— REQUIREMENTS —
How many lines of the material below contain the string "familiar"? Answer with the number and nothing else.

▬▬▬▬▬▬

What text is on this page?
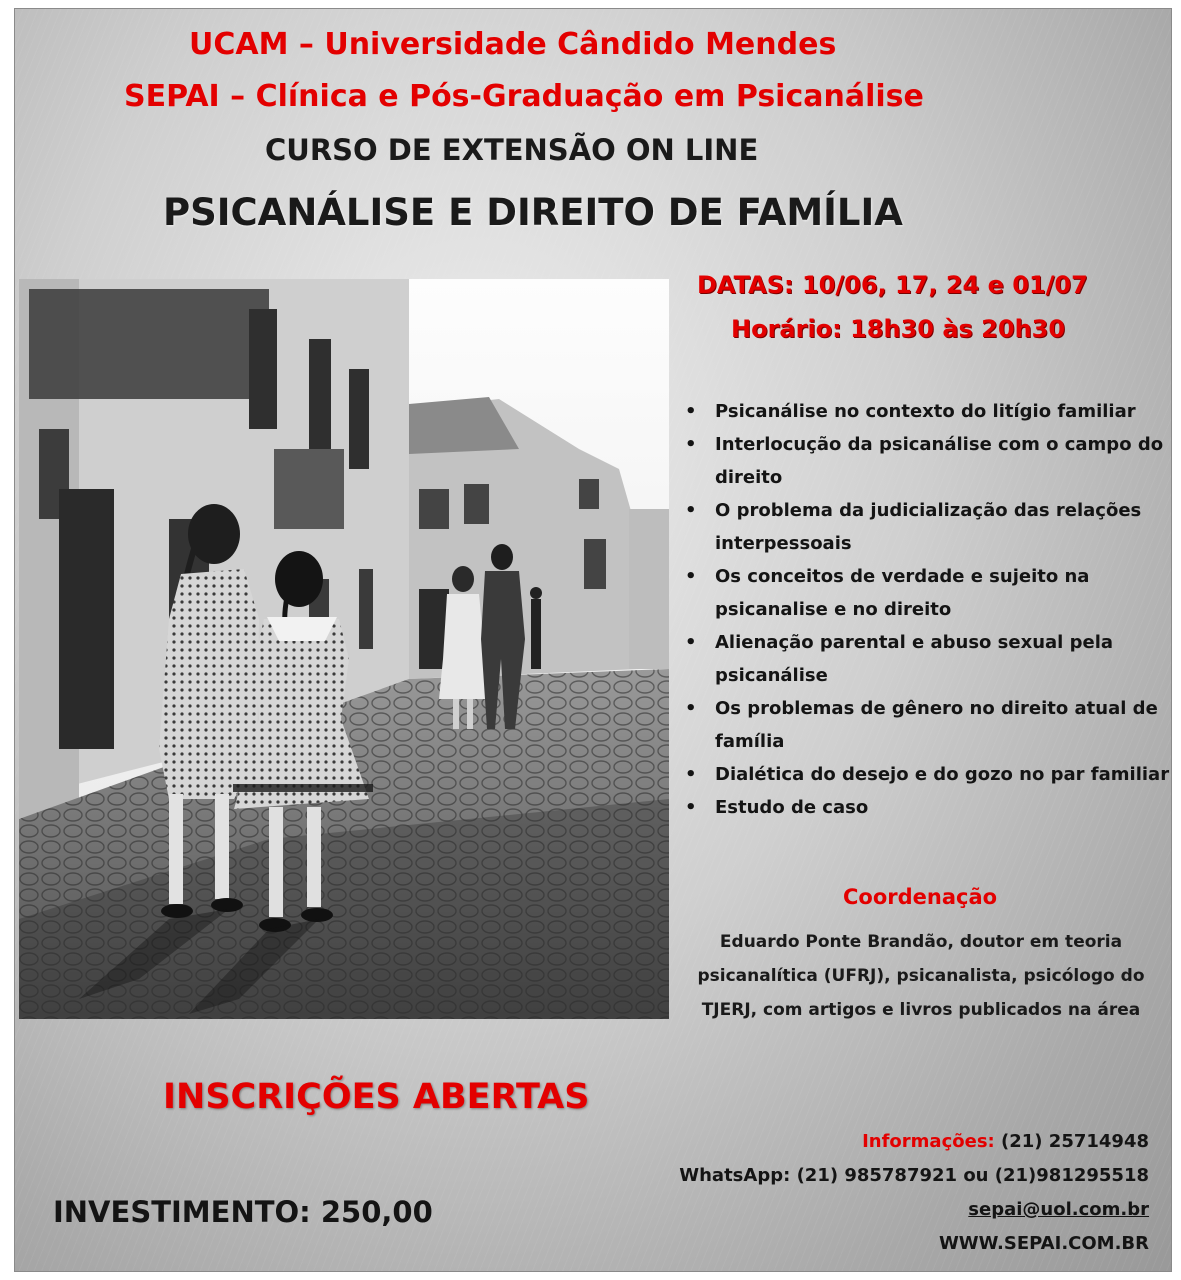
UCAM – Universidade Cândido Mendes
SEPAI – Clínica e Pós-Graduação em Psicanálise
CURSO DE EXTENSÃO ON LINE
PSICANÁLISE E DIREITO DE FAMÍLIA
DATAS: 10/06, 17, 24 e 01/07
Horário: 18h30 às 20h30
• Psicanálise no contexto do litígio familiar
• Interlocução da psicanálise com o campo do direito
• O problema da judicialização das relações interpessoais
• Os conceitos de verdade e sujeito na psicanalise e no direito
• Alienação parental e abuso sexual pela psicanálise
• Os problemas de gênero no direito atual de família
• Dialética do desejo e do gozo no par familiar
• Estudo de caso
Coordenação
Eduardo Ponte Brandão, doutor em teoria psicanalítica (UFRJ), psicanalista, psicólogo do TJERJ, com artigos e livros publicados na área
INSCRIÇÕES ABERTAS
INVESTIMENTO: 250,00
Informações: (21) 25714948
WhatsApp: (21) 985787921 ou (21)981295518
sepai@uol.com.br
WWW.SEPAI.COM.BR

▬▬▬▬▬▬

— WRITTEN SOLUTION —
2